(Collected data entries)
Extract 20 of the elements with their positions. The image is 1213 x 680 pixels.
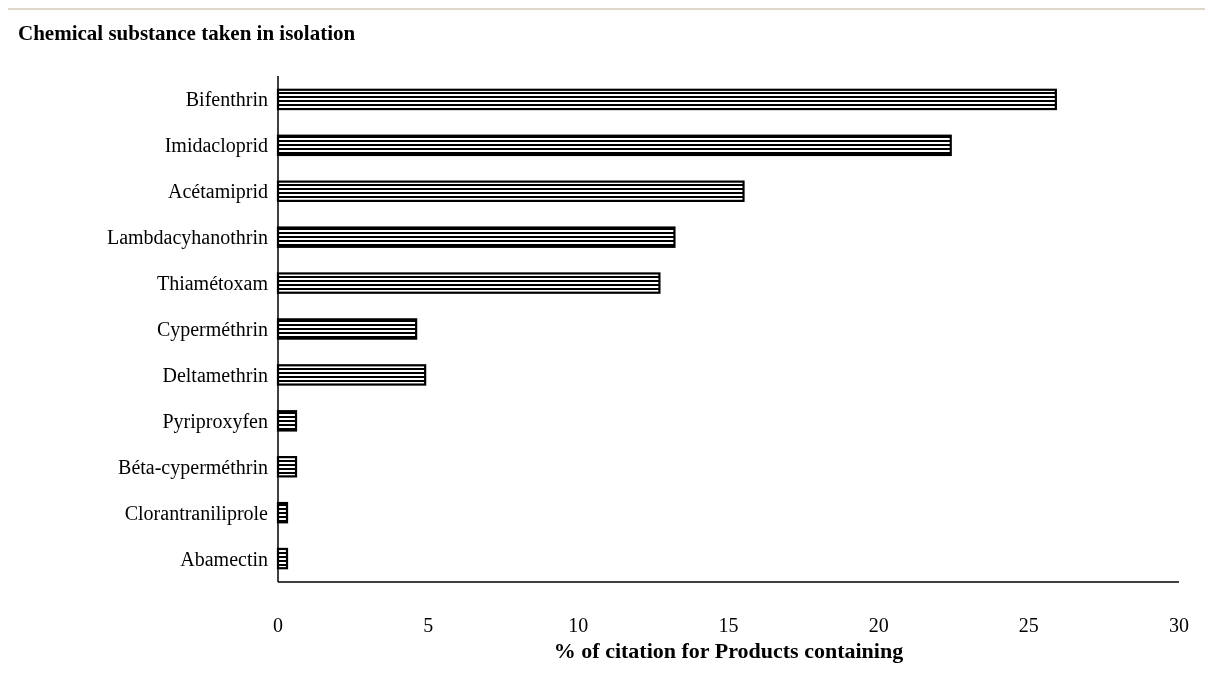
y-tick-label: Deltamethrin — [162, 363, 268, 386]
x-axis-title: % of citation for Products containing — [553, 638, 904, 663]
y-tick-label: Thiamétoxam — [156, 272, 269, 295]
y-tick-label: Béta-cyperméthrin — [118, 455, 268, 479]
x-tick-label: 25 — [1018, 614, 1039, 636]
x-tick-label: 0 — [273, 614, 283, 636]
y-tick-label: Cyperméthrin — [156, 318, 268, 341]
y-tick-label: Imidacloprid — [164, 134, 268, 158]
y-tick-label: Bifenthrin — [185, 88, 268, 111]
y-tick-label: Acétamiprid — [168, 180, 268, 204]
y-tick-label: Clorantraniliprole — [124, 501, 269, 525]
x-tick-label: 20 — [868, 614, 889, 636]
x-tick-label: 5 — [423, 614, 434, 636]
y-tick-label: Lambdacyhanothrin — [106, 226, 268, 250]
chart-title: Chemical substance taken in isolation — [18, 21, 356, 45]
x-tick-label: 30 — [1169, 614, 1189, 636]
y-tick-label: Pyriproxyfen — [162, 409, 268, 433]
x-tick-label: 10 — [568, 614, 589, 636]
x-tick-label: 15 — [718, 614, 739, 636]
y-tick-label: Abamectin — [180, 547, 268, 570]
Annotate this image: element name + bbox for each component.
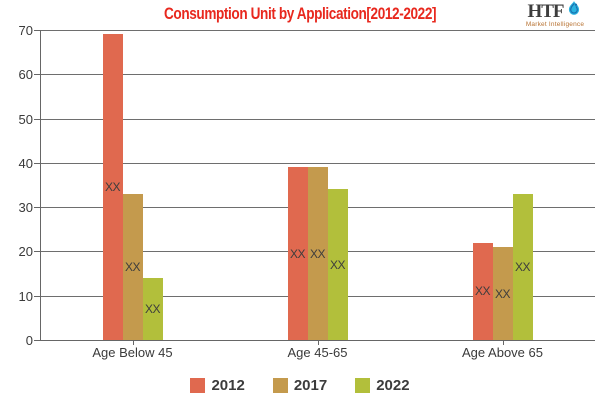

• **Stated task**
Update the rows above so that every "y-tick-label" becomes "y-axis-tick", with nothing else altered. Omit the pictures from your answer.

• **Solved exercise**
Extract 20 of the elements with their positions. The image is 1213 x 680 pixels.
y-axis-tick: Deltamethrin — [162, 363, 268, 386]
x-axis-title: % of citation for Products containing — [553, 638, 904, 663]
y-axis-tick: Thiamétoxam — [156, 272, 269, 295]
y-axis-tick: Béta-cyperméthrin — [118, 455, 268, 479]
x-tick-label: 25 — [1018, 614, 1039, 636]
x-tick-label: 0 — [273, 614, 283, 636]
y-axis-tick: Cyperméthrin — [156, 318, 268, 341]
y-axis-tick: Imidacloprid — [164, 134, 268, 158]
y-axis-tick: Bifenthrin — [185, 88, 268, 111]
y-axis-tick: Acétamiprid — [168, 180, 268, 204]
y-axis-tick: Clorantraniliprole — [124, 501, 269, 525]
x-tick-label: 20 — [868, 614, 889, 636]
x-tick-label: 5 — [423, 614, 434, 636]
y-axis-tick: Lambdacyhanothrin — [106, 226, 268, 250]
chart-title: Chemical substance taken in isolation — [18, 21, 356, 45]
x-tick-label: 30 — [1169, 614, 1189, 636]
y-axis-tick: Pyriproxyfen — [162, 409, 268, 433]
x-tick-label: 10 — [568, 614, 589, 636]
x-tick-label: 15 — [718, 614, 739, 636]
y-axis-tick: Abamectin — [180, 547, 268, 570]
Annotate this image: element name + bbox for each component.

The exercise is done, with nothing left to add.